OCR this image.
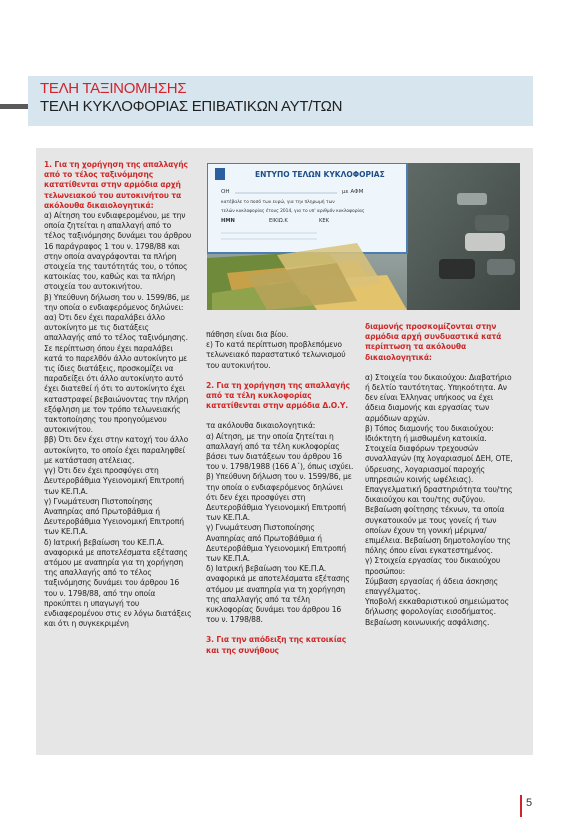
ΤΕΛΗ ΤΑΞΙΝΟΜΗΣΗΣ
ΤΕΛΗ ΚΥΚΛΟΦΟΡΙΑΣ ΕΠΙΒΑΤΙΚΩΝ ΑΥΤ/ΤΩΝ
ΕΝΤΥΠΟ ΤΕΛΩΝ ΚΥΚΛΟΦΟΡΙΑΣ
ΟΗ	με ΑΦΜ
κατέβαλε το ποσό των ευρώ, για την πληρωμή των
τελών κυκλοφορίας έτους 2014, για το υπ' αριθμόν κυκλοφορίας
ΗΜΝ	ΕΙΚΙΩ.Κ	ΚΕΚ

1. Για τη χορήγηση της απαλλαγής από το τέλος ταξινόμησης κατατίθενται στην αρμόδια αρχή τελωνειακού του αυτοκινήτου τα ακόλουθα δικαιολογητικά:

α) Αίτηση του ενδιαφερομένου, με την οποία ζητείται η απαλλαγή από το τέλος ταξινόμησης δυνάμει του άρθρου 16 παράγραφος 1 του ν. 1798/88 και στην οποία αναγράφονται τα πλήρη στοιχεία της ταυτότητάς του, ο τόπος κατοικίας του, καθώς και τα πλήρη στοιχεία του αυτοκινήτου.
β) Υπεύθυνη δήλωση του ν. 1599/86, με την οποία ο ενδιαφερόμενος δηλώνει:
αα) Ότι δεν έχει παραλάβει άλλο αυτοκίνητο με τις διατάξεις απαλλαγής από το τέλος ταξινόμησης. Σε περίπτωση όπου έχει παραλάβει κατά το παρελθόν άλλο αυτοκίνητο με τις ίδιες διατάξεις, προσκομίζει να παραδείξει ότι άλλο αυτοκίνητο αυτό έχει διατεθεί ή ότι το αυτοκίνητο έχει καταστραφεί βεβαιώνοντας την πλήρη εξόφληση με τον τρόπο τελωνειακής τακτοποίησης του προηγούμενου αυτοκινήτου.
ββ) Ότι δεν έχει στην κατοχή του άλλο αυτοκίνητο, το οποίο έχει παραληφθεί με κατάσταση ατέλειας.
γγ) Ότι δεν έχει προσφύγει στη Δευτεροβάθμια Υγειονομική Επιτροπή των ΚΕ.Π.Α.
γ) Γνωμάτευση Πιστοποίησης Αναπηρίας από Πρωτοβάθμια ή Δευτεροβάθμια Υγειονομική Επιτροπή των ΚΕ.Π.Α.
δ) Ιατρική βεβαίωση του ΚΕ.Π.Α. αναφορικά με αποτελέσματα εξέτασης ατόμου με αναπηρία για τη χορήγηση της απαλλαγής από το τέλος ταξινόμησης δυνάμει του άρθρου 16 του ν. 1798/88, από την οποία προκύπτει η υπαγωγή του ενδιαφερομένου στις εν λόγω διατάξεις και ότι η συγκεκριμένη

πάθηση είναι δια βίου.
ε) Το κατά περίπτωση προβλεπόμενο τελωνειακό παραστατικό τελωνισμού του αυτοκινήτου.

2. Για τη χορήγηση της απαλλαγής από τα τέλη κυκλοφορίας κατατίθενται στην αρμόδια Δ.Ο.Υ.

τα ακόλουθα δικαιολογητικά:
α) Αίτηση, με την οποία ζητείται η απαλλαγή από τα τέλη κυκλοφορίας βάσει των διατάξεων του άρθρου 16 του ν. 1798/1988 (166 Α΄), όπως ισχύει.
β) Υπεύθυνη δήλωση του ν. 1599/86, με την οποία ο ενδιαφερόμενος δηλώνει ότι δεν έχει προσφύγει στη Δευτεροβάθμια Υγειονομική Επιτροπή των ΚΕ.Π.Α.
γ) Γνωμάτευση Πιστοποίησης Αναπηρίας από Πρωτοβάθμια ή Δευτεροβάθμια Υγειονομική Επιτροπή των ΚΕ.Π.Α.
δ) Ιατρική βεβαίωση του ΚΕ.Π.Α. αναφορικά με αποτελέσματα εξέτασης ατόμου με αναπηρία για τη χορήγηση της απαλλαγής από τα τέλη κυκλοφορίας δυνάμει του άρθρου 16 του ν. 1798/88.

3. Για την απόδειξη της κατοικίας και της συνήθους

διαμονής προσκομίζονται στην αρμόδια αρχή συνδυαστικά κατά περίπτωση τα ακόλουθα δικαιολογητικά:

α) Στοιχεία του δικαιούχου: Διαβατήριο ή δελτίο ταυτότητας. Υπηκοότητα. Αν δεν είναι Έλληνας υπήκοος να έχει άδεια διαμονής και εργασίας των αρμόδιων αρχών.
β) Τόπος διαμονής του δικαιούχου:
Ιδιόκτητη ή μισθωμένη κατοικία. Στοιχεία διαφόρων τρεχουσών συναλλαγών (πχ λογαριασμοί ΔΕΗ, ΟΤΕ, ύδρευσης, λογαριασμοί παροχής υπηρεσιών κοινής ωφέλειας).
Επαγγελματική δραστηριότητα του/της δικαιούχου και του/της συζύγου.
Βεβαίωση φοίτησης τέκνων, τα οποία συγκατοικούν με τους γονείς ή των οποίων έχουν τη γονική μέριμνα/ επιμέλεια. Βεβαίωση δημοτολογίου της πόλης όπου είναι εγκατεστημένος.
γ) Στοιχεία εργασίας του δικαιούχου προσώπου:
Σύμβαση εργασίας ή άδεια άσκησης επαγγέλματος.
Υποβολή εκκαθαριστικού σημειώματος δήλωσης φορολογίας εισοδήματος.
Βεβαίωση κοινωνικής ασφάλισης.

5
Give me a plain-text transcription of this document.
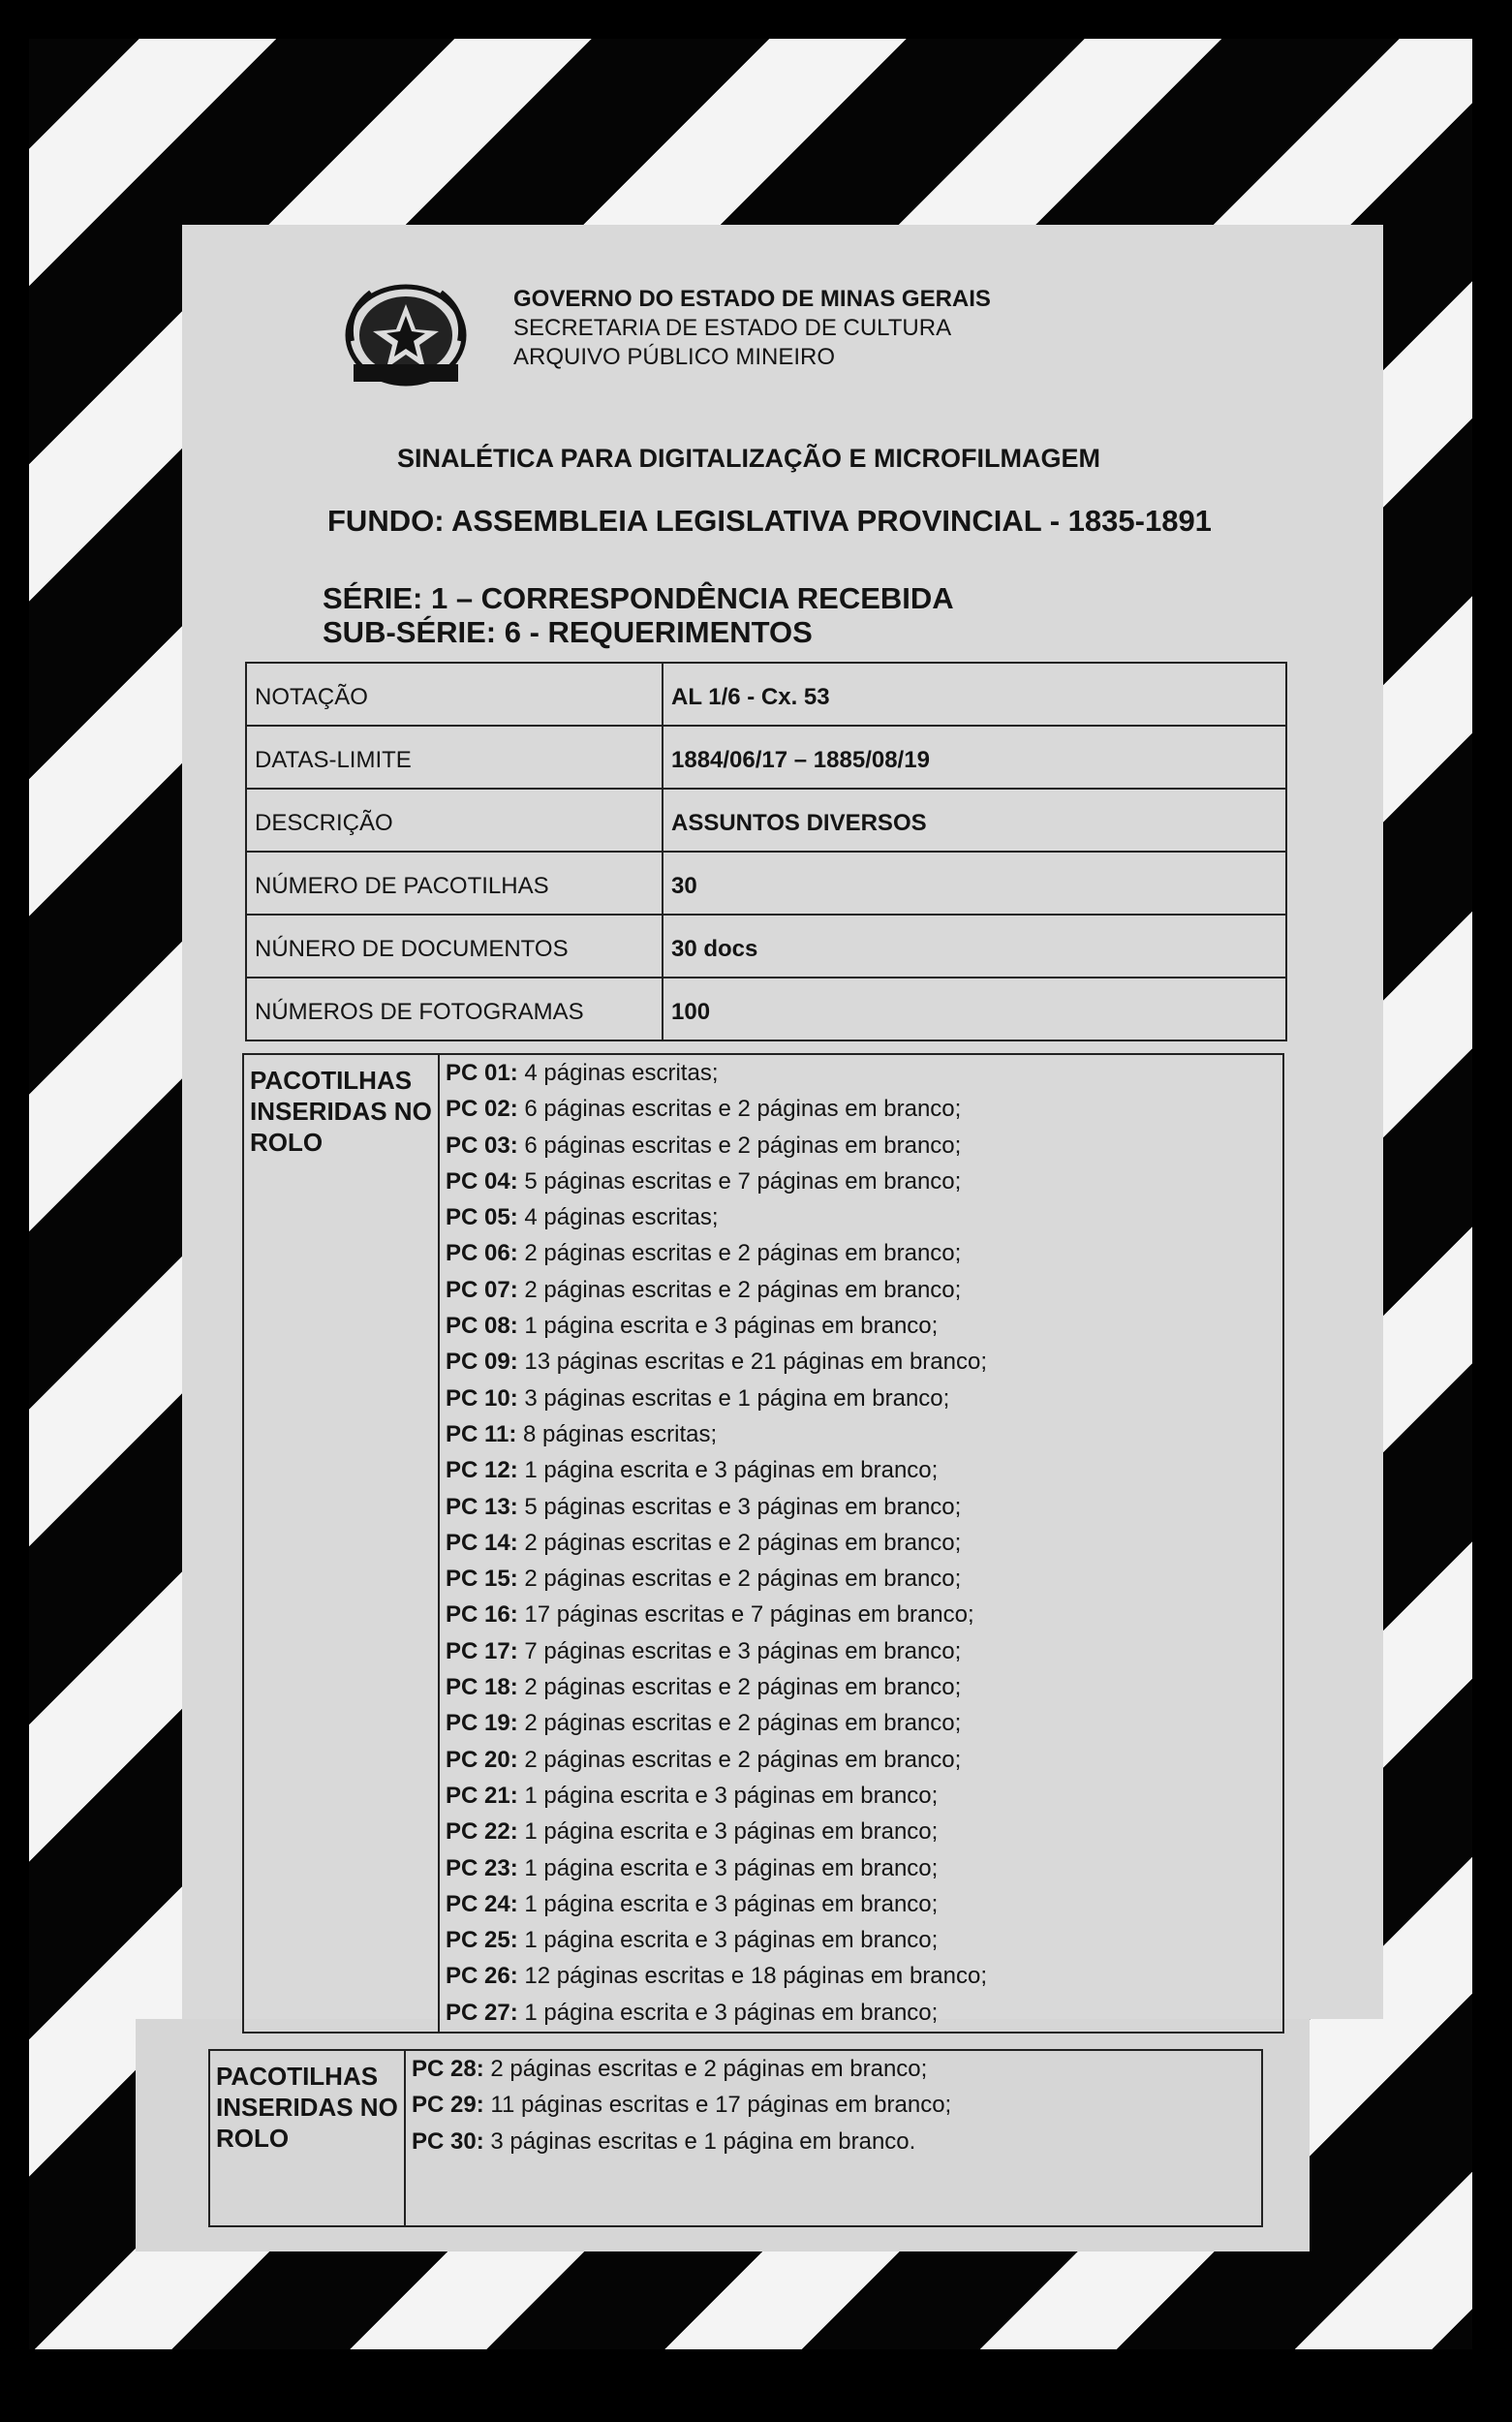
GOVERNO DO ESTADO DE MINAS GERAIS
SECRETARIA DE ESTADO DE CULTURA
ARQUIVO PÚBLICO MINEIRO
SINALÉTICA PARA DIGITALIZAÇÃO E MICROFILMAGEM
FUNDO: ASSEMBLEIA LEGISLATIVA PROVINCIAL - 1835-1891
SÉRIE: 1 – CORRESPONDÊNCIA RECEBIDA
SUB-SÉRIE: 6 - REQUERIMENTOS
NOTAÇÃO	AL 1/6 - Cx. 53
DATAS-LIMITE	1884/06/17 – 1885/08/19
DESCRIÇÃO	ASSUNTOS DIVERSOS
NÚMERO DE PACOTILHAS	30
NÚNERO DE DOCUMENTOS	30 docs
NÚMEROS DE FOTOGRAMAS	100
PACOTILHAS INSERIDAS NO ROLO
PC 01: 4 páginas escritas;
PC 02: 6 páginas escritas e 2 páginas em branco;
PC 03: 6 páginas escritas e 2 páginas em branco;
PC 04: 5 páginas escritas e 7 páginas em branco;
PC 05: 4 páginas escritas;
PC 06: 2 páginas escritas e 2 páginas em branco;
PC 07: 2 páginas escritas e 2 páginas em branco;
PC 08: 1 página escrita e 3 páginas em branco;
PC 09: 13 páginas escritas e 21 páginas em branco;
PC 10: 3 páginas escritas e 1 página em branco;
PC 11: 8 páginas escritas;
PC 12: 1 página escrita e 3 páginas em branco;
PC 13: 5 páginas escritas e 3 páginas em branco;
PC 14: 2 páginas escritas e 2 páginas em branco;
PC 15: 2 páginas escritas e 2 páginas em branco;
PC 16: 17 páginas escritas e 7 páginas em branco;
PC 17: 7 páginas escritas e 3 páginas em branco;
PC 18: 2 páginas escritas e 2 páginas em branco;
PC 19: 2 páginas escritas e 2 páginas em branco;
PC 20: 2 páginas escritas e 2 páginas em branco;
PC 21: 1 página escrita e 3 páginas em branco;
PC 22: 1 página escrita e 3 páginas em branco;
PC 23: 1 página escrita e 3 páginas em branco;
PC 24: 1 página escrita e 3 páginas em branco;
PC 25: 1 página escrita e 3 páginas em branco;
PC 26: 12 páginas escritas e 18 páginas em branco;
PC 27: 1 página escrita e 3 páginas em branco;
PACOTILHAS INSERIDAS NO ROLO
PC 28: 2 páginas escritas e 2 páginas em branco;
PC 29: 11 páginas escritas e 17 páginas em branco;
PC 30: 3 páginas escritas e 1 página em branco.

•••••

**EXERCISE DETAILS:** Where a line in the entries holds the word "κατοικίας", copy that line.

**RESPONSE TO THE EXERCISE:**
α) Αίτηση του ενδιαφερομένου, με την οποία ζητείται η απαλλαγή από το τέλος ταξινόμησης δυνάμει του άρθρου 16 παράγραφος 1 του ν. 1798/88 και στην οποία αναγράφονται τα πλήρη στοιχεία της ταυτότητάς του, ο τόπος κατοικίας του, καθώς και τα πλήρη στοιχεία του αυτοκινήτου.
3. Για την απόδειξη της κατοικίας και της συνήθους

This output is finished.